§ To be done
Copy each line below that contains "title".
--- Begin Records for the exercise ---
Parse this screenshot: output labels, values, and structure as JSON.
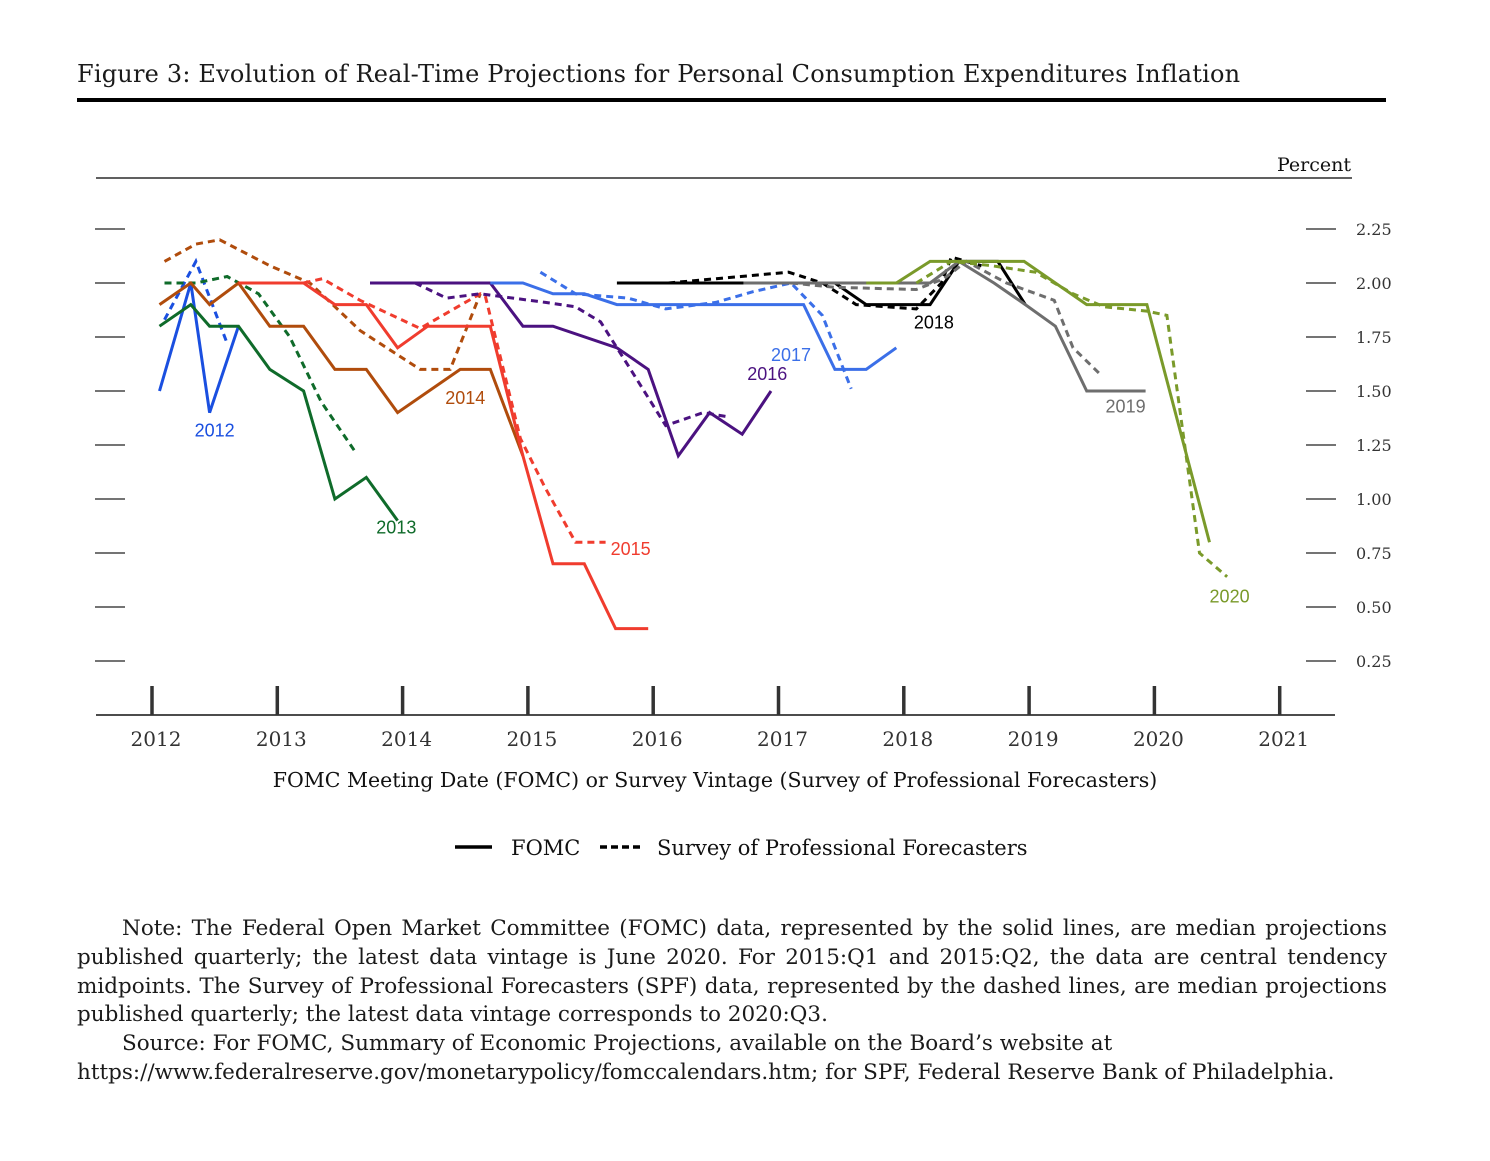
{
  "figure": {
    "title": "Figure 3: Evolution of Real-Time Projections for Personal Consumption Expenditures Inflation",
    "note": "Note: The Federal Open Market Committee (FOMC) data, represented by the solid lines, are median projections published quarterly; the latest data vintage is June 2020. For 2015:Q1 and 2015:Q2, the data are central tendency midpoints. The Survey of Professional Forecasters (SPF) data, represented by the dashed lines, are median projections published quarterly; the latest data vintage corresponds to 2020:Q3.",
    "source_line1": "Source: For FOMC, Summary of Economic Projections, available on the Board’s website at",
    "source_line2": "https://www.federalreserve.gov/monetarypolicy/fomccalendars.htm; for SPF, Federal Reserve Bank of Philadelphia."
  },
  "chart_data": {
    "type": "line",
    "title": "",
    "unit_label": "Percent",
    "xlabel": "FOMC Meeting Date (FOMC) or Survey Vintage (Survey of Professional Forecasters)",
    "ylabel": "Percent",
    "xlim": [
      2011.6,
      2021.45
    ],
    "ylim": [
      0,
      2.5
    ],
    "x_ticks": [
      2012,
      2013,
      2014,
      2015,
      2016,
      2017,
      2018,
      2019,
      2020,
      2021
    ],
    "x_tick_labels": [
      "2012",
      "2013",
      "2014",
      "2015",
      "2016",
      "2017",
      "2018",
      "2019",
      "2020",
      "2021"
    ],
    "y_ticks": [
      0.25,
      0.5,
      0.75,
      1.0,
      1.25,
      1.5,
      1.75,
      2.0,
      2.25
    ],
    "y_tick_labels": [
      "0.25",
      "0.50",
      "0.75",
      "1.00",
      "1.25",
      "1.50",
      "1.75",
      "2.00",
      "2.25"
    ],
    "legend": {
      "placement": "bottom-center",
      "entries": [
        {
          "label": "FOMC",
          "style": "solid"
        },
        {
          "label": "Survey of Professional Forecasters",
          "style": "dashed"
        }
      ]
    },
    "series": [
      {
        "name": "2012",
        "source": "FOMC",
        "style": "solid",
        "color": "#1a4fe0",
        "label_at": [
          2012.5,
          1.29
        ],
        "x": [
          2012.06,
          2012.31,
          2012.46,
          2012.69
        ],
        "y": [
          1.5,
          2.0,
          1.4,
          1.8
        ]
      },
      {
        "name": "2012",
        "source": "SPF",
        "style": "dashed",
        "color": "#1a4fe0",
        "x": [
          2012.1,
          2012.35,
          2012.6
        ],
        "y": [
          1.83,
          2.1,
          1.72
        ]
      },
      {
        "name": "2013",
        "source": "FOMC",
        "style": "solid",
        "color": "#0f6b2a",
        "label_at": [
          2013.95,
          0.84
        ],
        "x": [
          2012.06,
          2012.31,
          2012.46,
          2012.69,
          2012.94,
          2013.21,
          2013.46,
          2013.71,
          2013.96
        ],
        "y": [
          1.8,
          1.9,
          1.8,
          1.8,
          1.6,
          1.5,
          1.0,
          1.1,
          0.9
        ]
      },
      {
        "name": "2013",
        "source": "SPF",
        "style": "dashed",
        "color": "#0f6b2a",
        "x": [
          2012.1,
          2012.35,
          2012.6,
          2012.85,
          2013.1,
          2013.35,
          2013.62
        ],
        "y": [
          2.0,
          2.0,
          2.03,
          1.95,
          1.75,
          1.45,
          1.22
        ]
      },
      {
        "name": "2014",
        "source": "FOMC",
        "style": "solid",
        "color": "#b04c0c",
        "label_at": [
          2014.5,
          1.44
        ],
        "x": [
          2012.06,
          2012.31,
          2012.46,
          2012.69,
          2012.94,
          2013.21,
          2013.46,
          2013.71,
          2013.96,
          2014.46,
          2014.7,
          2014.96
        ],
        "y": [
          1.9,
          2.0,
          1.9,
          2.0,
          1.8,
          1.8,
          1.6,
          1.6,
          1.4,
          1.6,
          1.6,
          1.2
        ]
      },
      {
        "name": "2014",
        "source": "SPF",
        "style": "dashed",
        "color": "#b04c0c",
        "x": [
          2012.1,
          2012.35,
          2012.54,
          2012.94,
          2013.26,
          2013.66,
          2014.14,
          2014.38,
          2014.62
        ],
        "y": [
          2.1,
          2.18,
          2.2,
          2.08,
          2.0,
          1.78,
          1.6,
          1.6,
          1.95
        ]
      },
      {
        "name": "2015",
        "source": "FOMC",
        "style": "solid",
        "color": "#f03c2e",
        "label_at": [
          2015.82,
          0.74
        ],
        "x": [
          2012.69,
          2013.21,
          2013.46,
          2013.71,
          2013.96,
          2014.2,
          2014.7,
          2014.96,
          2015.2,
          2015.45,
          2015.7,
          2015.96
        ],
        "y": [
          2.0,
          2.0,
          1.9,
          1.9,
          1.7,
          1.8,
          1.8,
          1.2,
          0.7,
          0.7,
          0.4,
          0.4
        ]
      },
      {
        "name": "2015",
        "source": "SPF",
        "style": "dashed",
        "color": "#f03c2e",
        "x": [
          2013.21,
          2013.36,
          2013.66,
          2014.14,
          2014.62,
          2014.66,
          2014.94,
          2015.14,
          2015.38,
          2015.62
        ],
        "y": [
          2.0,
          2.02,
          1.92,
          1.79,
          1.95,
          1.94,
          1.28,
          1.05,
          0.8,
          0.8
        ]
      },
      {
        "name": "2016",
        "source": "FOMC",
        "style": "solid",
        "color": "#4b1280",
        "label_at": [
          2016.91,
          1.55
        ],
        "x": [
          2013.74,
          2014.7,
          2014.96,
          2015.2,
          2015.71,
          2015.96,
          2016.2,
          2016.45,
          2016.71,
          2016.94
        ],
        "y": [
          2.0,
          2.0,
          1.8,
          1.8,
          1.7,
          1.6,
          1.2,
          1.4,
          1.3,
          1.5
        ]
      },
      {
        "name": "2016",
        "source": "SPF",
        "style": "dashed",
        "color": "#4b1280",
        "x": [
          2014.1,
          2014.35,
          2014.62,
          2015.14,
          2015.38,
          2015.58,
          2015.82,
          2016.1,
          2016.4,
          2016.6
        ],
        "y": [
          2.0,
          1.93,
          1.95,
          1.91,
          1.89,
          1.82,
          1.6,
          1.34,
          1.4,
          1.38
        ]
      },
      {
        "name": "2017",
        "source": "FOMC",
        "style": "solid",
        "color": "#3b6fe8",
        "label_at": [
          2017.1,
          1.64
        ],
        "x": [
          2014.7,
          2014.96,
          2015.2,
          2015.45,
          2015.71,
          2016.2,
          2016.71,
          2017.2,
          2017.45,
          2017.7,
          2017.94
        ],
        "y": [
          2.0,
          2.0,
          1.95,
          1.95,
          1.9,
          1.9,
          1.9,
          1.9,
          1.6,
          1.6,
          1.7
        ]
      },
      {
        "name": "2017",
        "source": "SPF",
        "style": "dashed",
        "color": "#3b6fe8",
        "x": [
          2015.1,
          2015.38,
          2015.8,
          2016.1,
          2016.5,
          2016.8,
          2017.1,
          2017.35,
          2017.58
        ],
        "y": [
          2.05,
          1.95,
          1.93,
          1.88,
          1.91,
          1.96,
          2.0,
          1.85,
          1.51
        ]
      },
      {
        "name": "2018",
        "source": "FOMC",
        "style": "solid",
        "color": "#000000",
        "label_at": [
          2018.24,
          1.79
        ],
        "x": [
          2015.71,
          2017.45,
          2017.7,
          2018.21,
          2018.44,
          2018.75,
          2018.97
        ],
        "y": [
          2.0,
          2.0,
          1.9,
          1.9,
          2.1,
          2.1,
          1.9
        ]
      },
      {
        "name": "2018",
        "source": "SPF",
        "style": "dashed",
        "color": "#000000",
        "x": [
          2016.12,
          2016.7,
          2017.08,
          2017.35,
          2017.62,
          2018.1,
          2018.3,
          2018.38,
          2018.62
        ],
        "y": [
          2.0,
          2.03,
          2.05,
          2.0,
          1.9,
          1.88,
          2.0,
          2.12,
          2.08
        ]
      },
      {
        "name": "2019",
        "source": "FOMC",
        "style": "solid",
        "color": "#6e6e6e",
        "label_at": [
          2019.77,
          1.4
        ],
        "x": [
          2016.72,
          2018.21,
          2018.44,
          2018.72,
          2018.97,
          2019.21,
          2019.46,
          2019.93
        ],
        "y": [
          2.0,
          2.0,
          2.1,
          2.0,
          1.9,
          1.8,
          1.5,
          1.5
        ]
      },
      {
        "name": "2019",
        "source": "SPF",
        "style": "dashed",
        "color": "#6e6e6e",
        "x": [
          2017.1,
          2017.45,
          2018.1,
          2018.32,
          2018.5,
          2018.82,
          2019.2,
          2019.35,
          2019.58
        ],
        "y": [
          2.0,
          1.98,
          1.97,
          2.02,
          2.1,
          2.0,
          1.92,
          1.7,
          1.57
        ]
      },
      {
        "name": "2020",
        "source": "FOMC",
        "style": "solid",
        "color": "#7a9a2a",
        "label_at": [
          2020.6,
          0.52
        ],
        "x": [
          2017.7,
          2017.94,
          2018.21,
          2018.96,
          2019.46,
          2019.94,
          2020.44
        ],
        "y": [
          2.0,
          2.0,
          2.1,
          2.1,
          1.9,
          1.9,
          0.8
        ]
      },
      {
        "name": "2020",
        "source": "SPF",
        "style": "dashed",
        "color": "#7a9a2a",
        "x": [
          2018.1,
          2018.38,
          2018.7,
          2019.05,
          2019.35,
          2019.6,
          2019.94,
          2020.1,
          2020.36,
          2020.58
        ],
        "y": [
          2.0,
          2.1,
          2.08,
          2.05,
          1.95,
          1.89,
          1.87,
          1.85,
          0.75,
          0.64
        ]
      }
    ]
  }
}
--- End Records for the exercise ---
§ Solution
    "title": "Figure 3: Evolution of Real-Time Projections for Personal Consumption Expenditures Inflation",
    "title": "",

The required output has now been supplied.